** Begin DATA PROVIDED **
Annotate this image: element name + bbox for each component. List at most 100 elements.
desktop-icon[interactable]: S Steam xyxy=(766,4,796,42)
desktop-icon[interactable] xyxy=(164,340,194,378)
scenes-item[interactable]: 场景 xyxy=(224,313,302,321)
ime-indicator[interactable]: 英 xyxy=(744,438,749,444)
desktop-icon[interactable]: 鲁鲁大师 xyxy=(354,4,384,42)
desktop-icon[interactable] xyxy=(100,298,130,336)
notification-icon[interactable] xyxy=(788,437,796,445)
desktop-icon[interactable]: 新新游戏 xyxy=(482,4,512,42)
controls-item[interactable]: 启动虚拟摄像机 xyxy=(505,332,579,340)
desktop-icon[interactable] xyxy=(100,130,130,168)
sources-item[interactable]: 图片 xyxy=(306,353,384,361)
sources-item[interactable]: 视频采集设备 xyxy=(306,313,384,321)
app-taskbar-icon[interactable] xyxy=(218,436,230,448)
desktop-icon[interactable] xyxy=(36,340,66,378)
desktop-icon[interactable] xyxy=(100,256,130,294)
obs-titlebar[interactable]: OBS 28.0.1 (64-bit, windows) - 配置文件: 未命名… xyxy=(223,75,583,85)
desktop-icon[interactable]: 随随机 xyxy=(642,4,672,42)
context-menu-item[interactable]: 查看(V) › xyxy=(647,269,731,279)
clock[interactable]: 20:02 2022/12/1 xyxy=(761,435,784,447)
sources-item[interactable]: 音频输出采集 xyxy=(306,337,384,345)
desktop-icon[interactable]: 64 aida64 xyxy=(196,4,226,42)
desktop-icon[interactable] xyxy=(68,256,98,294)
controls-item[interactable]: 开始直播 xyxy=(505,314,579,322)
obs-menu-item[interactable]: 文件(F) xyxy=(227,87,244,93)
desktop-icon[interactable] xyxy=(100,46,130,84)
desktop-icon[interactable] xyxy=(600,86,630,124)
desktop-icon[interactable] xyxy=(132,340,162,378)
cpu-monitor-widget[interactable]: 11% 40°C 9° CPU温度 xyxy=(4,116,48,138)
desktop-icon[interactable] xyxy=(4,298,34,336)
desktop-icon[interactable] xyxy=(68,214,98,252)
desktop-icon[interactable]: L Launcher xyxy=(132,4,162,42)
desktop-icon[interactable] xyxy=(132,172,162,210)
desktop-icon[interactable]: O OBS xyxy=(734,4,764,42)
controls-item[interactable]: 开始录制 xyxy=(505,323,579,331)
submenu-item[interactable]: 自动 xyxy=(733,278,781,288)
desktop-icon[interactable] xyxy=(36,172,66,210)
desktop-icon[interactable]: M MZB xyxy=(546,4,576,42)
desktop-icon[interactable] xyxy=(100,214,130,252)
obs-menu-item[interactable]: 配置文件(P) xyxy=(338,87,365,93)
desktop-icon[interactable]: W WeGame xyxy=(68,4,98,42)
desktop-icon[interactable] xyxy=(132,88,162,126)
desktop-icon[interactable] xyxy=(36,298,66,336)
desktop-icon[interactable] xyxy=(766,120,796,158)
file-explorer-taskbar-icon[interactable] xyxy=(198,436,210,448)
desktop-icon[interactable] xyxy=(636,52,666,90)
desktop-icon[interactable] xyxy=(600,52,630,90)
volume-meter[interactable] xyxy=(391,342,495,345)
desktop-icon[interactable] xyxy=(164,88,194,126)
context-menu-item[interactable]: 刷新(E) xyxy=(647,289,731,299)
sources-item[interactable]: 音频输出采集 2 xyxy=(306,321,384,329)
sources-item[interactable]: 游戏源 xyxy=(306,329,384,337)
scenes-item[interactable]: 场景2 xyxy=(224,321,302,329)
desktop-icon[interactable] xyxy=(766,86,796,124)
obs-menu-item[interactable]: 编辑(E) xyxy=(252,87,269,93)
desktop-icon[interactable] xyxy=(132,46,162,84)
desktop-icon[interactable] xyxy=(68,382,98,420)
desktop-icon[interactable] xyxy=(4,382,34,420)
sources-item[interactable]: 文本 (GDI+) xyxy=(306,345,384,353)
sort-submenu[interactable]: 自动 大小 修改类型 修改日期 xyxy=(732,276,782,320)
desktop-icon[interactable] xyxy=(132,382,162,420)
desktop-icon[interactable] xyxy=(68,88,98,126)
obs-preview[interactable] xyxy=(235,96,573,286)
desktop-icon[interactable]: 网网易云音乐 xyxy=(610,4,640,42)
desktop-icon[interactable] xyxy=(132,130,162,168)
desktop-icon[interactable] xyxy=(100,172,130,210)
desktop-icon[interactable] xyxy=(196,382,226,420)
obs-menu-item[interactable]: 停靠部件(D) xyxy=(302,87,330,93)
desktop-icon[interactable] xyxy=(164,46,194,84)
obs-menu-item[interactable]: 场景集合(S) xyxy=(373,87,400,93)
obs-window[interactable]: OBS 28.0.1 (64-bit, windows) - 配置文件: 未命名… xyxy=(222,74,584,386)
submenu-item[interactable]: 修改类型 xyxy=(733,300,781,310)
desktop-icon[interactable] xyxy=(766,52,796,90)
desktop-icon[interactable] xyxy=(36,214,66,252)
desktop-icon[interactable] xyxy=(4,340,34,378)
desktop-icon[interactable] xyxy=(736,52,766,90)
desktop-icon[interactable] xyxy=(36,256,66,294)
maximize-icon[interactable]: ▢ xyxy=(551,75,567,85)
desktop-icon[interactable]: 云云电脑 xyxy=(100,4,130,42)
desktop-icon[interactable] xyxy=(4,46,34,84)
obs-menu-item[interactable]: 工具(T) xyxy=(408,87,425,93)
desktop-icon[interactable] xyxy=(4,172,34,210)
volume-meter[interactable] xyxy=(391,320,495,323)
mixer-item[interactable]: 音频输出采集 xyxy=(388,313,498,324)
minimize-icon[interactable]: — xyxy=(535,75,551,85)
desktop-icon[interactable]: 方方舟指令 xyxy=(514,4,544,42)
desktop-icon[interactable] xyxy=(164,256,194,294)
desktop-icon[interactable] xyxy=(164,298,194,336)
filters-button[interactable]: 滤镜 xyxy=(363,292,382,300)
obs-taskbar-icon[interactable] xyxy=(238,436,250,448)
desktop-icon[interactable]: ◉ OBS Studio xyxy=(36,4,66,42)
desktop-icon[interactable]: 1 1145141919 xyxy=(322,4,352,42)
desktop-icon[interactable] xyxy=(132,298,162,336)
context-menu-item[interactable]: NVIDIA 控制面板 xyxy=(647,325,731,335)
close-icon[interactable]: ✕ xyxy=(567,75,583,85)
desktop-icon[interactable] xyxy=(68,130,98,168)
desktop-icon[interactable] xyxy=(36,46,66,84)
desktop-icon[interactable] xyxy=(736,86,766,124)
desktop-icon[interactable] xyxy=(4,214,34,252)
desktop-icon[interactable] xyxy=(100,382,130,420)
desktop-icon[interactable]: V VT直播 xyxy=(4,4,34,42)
** End DATA PROVIDED **
WORK REQUIRED | Copy out the material word for word, starting with its first line and going on through the line with "desktop-icon[interactable] xyxy=(100,298,130,336)". Include both of those lines.

WRITTEN RESPONSE |
Annotate this image: element name + bbox for each component. List at most 100 elements.
desktop-icon[interactable]: S Steam xyxy=(766,4,796,42)
desktop-icon[interactable] xyxy=(164,340,194,378)
scenes-item[interactable]: 场景 xyxy=(224,313,302,321)
ime-indicator[interactable]: 英 xyxy=(744,438,749,444)
desktop-icon[interactable]: 鲁鲁大师 xyxy=(354,4,384,42)
desktop-icon[interactable] xyxy=(100,298,130,336)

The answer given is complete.